**作業依頼:**
文書抜粋の筆者が「自分が中心になって物事を考えていることに気がつかされます」と述べているのはなぜか。本文に即して説明しなさい。

**文書抜粋:**
そう考えると、自分にヒットしたのはどちらかというと地味な部分なのかもしれません。

助けなければいけない人物も、助けてくれる人物もどんどん増える。その度に自分の視点も変わる。

夏子を助けなきゃ、から始まり・・・え、犠牲者増えてる!!?さらにはこの人も助けなきゃいけないの!?とびっくりもしました。笑

その度に、人間なら人間の、鳥なら鳥の、それぞれが暮らす世界が見えて。
段々と客観的になり、自分が中心になって物事を考えていることに気がつかされます。
ペリカンの視点にも、ワラワラの視点にも、敵として描かれるインコの視点にもなり、私たちは生き物を、命を食べて暮らしている、ということを改めて考えさせられました。
一体何が正解なんだろう、どの選択をするべきなのだろう。

それは必ずしも悪なのだろうか?自分に都合が悪いというだけで、判断していないか。

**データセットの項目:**
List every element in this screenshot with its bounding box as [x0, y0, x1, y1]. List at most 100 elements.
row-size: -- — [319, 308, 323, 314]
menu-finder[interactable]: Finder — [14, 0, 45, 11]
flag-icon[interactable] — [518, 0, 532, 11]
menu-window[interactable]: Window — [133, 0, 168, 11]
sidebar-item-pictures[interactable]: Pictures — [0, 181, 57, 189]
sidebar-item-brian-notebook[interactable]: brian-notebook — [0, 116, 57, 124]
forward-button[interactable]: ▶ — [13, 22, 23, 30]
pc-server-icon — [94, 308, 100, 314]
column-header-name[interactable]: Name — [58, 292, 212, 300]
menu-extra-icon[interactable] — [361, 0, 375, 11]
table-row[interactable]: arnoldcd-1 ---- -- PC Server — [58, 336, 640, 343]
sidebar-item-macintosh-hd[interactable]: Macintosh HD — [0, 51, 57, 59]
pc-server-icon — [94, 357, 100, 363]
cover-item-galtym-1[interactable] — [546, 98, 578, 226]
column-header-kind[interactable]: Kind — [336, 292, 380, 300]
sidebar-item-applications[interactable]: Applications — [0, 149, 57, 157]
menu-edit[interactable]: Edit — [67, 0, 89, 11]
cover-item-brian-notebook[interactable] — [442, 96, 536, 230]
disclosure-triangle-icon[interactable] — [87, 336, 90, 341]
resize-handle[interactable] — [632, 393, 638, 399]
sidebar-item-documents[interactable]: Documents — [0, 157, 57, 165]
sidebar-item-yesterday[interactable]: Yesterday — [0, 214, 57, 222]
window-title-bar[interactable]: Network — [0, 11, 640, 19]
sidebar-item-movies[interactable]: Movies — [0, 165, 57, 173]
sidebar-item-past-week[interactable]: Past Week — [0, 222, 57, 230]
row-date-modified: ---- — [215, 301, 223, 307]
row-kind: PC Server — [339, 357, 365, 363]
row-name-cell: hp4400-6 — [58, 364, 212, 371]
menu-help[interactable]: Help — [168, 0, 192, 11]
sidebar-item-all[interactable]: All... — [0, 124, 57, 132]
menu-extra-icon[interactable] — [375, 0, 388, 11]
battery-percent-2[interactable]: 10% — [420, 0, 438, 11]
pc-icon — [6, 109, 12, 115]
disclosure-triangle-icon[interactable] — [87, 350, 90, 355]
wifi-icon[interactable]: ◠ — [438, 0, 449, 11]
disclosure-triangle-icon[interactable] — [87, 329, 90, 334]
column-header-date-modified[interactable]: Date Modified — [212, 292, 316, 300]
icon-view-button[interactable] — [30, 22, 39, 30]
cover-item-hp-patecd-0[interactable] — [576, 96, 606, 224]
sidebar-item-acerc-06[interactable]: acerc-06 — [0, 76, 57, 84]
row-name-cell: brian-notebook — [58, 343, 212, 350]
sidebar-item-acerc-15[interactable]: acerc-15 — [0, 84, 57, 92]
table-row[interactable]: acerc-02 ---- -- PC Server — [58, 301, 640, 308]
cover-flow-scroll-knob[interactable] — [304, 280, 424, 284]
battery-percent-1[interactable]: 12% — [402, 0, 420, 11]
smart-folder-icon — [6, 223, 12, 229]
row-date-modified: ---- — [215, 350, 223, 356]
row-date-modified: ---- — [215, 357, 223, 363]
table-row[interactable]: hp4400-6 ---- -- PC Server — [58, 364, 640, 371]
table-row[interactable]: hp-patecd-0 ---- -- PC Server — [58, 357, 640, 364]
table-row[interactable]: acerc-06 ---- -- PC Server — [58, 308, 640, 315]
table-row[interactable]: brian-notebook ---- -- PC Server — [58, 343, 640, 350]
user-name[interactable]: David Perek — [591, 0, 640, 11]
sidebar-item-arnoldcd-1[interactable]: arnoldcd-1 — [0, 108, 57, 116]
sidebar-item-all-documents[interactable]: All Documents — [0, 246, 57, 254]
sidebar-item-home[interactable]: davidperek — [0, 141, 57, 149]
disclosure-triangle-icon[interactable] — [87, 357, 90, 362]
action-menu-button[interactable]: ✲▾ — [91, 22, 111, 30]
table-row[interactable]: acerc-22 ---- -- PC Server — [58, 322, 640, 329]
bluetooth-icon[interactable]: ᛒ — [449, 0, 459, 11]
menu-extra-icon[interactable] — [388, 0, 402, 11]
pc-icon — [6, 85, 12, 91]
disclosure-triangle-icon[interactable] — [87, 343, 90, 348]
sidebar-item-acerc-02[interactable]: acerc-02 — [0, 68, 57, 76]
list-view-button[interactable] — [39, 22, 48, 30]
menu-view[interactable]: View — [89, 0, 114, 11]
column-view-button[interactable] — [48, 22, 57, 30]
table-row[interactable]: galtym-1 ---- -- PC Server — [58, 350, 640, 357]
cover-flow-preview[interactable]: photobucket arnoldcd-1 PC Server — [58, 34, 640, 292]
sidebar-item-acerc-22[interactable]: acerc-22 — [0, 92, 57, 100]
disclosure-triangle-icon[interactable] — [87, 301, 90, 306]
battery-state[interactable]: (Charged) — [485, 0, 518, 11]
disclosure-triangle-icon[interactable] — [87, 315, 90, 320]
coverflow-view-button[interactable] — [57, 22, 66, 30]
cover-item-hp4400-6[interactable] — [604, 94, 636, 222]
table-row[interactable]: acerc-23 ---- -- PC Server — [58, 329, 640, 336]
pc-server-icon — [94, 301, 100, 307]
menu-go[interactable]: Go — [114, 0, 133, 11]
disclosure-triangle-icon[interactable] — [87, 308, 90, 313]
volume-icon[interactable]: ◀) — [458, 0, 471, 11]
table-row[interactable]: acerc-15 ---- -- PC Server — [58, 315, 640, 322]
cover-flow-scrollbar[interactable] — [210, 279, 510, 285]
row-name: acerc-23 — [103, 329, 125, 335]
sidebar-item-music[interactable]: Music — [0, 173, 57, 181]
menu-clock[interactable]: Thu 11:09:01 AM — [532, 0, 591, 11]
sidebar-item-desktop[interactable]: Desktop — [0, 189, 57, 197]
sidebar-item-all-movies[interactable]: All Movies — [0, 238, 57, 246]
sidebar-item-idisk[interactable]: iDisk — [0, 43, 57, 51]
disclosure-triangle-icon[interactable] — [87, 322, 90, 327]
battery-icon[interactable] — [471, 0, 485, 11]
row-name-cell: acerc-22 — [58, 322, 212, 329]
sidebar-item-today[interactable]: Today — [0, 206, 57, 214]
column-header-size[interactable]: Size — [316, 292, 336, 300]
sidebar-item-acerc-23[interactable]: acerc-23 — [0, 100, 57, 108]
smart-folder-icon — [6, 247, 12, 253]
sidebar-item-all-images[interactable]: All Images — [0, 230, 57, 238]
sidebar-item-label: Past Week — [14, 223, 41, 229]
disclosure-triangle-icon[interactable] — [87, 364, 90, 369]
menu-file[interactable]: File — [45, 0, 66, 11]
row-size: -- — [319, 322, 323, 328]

**演習結果:**
助けなければいけない人物も助けてくれる人物も増えていき、そのたびに筆者の視点が変わったからである。人間なら人間の、鳥なら鳥の、それぞれが暮らす世界が見えるようになって段々と客観的になり、自分中心に考えていたことに気づかされた。